Figure content listings:
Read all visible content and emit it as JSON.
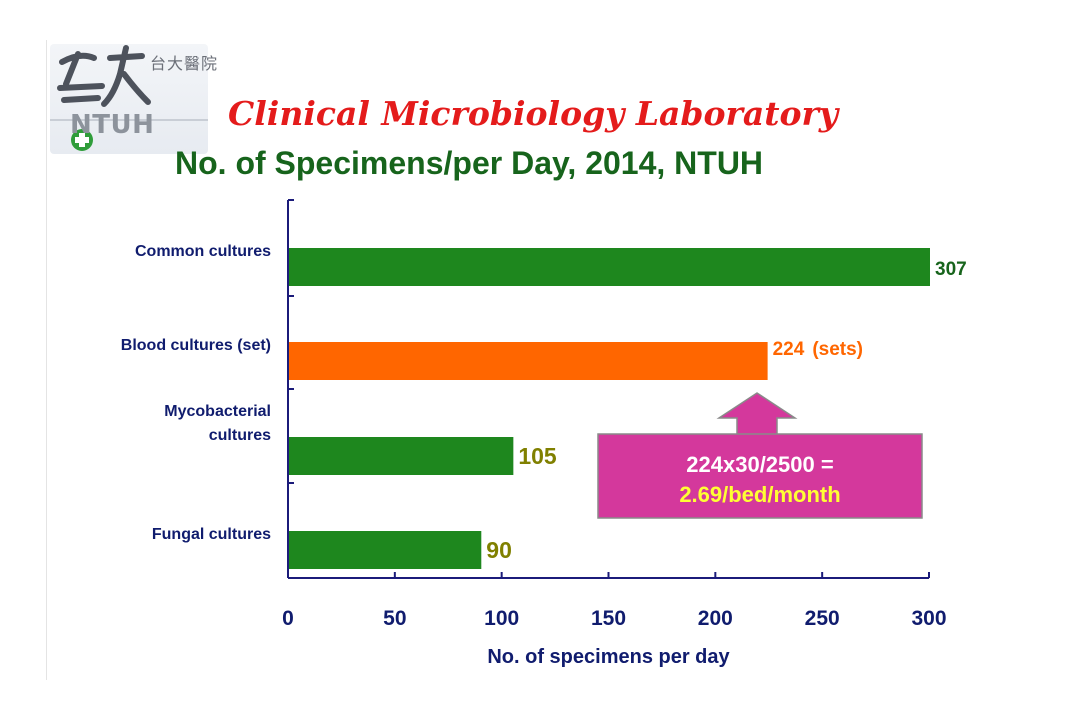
{
  "header": {
    "logo_text": "台大醫院",
    "logo_org": "NTUH",
    "title": "Clinical Microbiology Laboratory",
    "subtitle": "No. of Specimens/per Day,  2014, NTUH"
  },
  "callout": {
    "line1": "224x30/2500 =",
    "line2": "2.69/bed/month"
  },
  "colors": {
    "green": "#1e871e",
    "orange": "#ff6600",
    "olive_label": "#808000",
    "axis": "#1b1b7a",
    "callout_fill": "#d4389c"
  },
  "chart_data": {
    "type": "bar",
    "orientation": "horizontal",
    "categories": [
      "Common cultures",
      "Blood cultures (set)",
      "Mycobacterial cultures",
      "Fungal cultures"
    ],
    "category_label_lines": [
      [
        "Common cultures"
      ],
      [
        "Blood cultures (set)"
      ],
      [
        "Mycobacterial",
        "cultures"
      ],
      [
        "Fungal cultures"
      ]
    ],
    "values": [
      307,
      224,
      105,
      90
    ],
    "value_labels": [
      "307",
      "224",
      "105",
      "90"
    ],
    "value_suffixes": [
      "",
      "(sets)",
      "",
      ""
    ],
    "bar_colors": [
      "#1e871e",
      "#ff6600",
      "#1e871e",
      "#1e871e"
    ],
    "label_colors": [
      "#17641c",
      "#ff6600",
      "#808000",
      "#808000"
    ],
    "xlabel": "No. of specimens per day",
    "ylabel": "",
    "xlim": [
      0,
      300
    ],
    "xticks": [
      0,
      50,
      100,
      150,
      200,
      250,
      300
    ],
    "grid": false,
    "legend": "none"
  }
}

- _EXERCISE_: Your reply must match the data above line for line, except that it holds no pictures.

- _ANSWER SPACE_:
Read all visible content and emit it as JSON.
{
  "header": {
    "logo_text": "台大醫院",
    "logo_org": "NTUH",
    "title": "Clinical Microbiology Laboratory",
    "subtitle": "No. of Specimens/per Day,  2014, NTUH"
  },
  "callout": {
    "line1": "224x30/2500 =",
    "line2": "2.69/bed/month"
  },
  "colors": {
    "green": "#1e871e",
    "orange": "#ff6600",
    "olive_label": "#808000",
    "axis": "#1b1b7a",
    "callout_fill": "#d4389c"
  },
  "chart_data": {
    "type": "bar",
    "orientation": "horizontal",
    "categories": [
      "Common cultures",
      "Blood cultures (set)",
      "Mycobacterial cultures",
      "Fungal cultures"
    ],
    "category_label_lines": [
      [
        "Common cultures"
      ],
      [
        "Blood cultures (set)"
      ],
      [
        "Mycobacterial",
        "cultures"
      ],
      [
        "Fungal cultures"
      ]
    ],
    "values": [
      307,
      224,
      105,
      90
    ],
    "value_labels": [
      "307",
      "224",
      "105",
      "90"
    ],
    "value_suffixes": [
      "",
      "(sets)",
      "",
      ""
    ],
    "bar_colors": [
      "#1e871e",
      "#ff6600",
      "#1e871e",
      "#1e871e"
    ],
    "label_colors": [
      "#17641c",
      "#ff6600",
      "#808000",
      "#808000"
    ],
    "xlabel": "No. of specimens per day",
    "ylabel": "",
    "xlim": [
      0,
      300
    ],
    "xticks": [
      0,
      50,
      100,
      150,
      200,
      250,
      300
    ],
    "grid": false,
    "legend": "none"
  }
}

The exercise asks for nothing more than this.